(Short exercise): Tell how many lines include the string "color". Answer with a single number.

(Figure data in JSON)
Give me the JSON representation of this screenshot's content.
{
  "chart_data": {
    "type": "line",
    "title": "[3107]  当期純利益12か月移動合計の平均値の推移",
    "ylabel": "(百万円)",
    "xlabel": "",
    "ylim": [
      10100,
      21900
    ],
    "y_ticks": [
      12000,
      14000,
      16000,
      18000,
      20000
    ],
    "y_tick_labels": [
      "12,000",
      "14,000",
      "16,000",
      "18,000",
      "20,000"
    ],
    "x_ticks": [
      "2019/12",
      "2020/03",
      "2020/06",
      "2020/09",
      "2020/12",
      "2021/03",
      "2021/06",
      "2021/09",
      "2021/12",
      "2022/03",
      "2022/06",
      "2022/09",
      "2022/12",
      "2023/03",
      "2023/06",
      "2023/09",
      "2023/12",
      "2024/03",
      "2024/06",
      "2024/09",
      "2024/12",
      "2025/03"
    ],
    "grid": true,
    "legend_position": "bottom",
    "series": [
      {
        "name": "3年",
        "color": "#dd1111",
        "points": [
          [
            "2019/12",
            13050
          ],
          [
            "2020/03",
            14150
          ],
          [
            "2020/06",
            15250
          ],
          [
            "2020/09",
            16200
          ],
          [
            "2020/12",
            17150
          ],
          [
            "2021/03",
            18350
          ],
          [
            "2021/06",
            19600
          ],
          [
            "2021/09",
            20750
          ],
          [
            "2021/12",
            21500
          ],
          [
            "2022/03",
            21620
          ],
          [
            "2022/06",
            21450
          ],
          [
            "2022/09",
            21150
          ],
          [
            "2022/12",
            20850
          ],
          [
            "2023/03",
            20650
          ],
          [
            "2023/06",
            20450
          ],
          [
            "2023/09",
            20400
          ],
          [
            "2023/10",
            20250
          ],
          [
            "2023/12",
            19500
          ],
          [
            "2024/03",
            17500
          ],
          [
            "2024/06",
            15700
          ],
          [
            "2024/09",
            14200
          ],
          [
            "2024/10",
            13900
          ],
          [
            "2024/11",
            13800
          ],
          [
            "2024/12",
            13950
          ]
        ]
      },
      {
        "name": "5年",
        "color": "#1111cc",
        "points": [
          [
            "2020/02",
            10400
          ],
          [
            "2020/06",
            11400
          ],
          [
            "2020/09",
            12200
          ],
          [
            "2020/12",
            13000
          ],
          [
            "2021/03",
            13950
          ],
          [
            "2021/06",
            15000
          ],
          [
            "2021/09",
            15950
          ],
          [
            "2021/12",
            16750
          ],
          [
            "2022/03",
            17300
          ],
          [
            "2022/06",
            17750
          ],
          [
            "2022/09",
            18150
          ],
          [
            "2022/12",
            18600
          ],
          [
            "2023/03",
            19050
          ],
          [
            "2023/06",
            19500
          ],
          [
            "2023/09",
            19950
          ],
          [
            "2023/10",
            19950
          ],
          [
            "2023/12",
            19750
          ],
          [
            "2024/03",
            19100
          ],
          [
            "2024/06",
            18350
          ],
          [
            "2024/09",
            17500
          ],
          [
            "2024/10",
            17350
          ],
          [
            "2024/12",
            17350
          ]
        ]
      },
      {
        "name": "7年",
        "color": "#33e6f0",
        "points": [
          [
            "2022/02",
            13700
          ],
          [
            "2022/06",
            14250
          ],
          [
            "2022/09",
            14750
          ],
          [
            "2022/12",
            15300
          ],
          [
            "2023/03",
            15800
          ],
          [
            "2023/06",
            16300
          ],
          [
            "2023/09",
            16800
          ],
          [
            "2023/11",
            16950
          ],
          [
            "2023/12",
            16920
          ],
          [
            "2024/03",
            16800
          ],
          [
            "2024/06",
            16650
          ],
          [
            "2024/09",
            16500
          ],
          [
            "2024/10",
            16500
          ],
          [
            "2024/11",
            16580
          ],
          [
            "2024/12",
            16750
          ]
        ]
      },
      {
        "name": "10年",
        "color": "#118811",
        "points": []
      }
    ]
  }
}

(Task answer): 4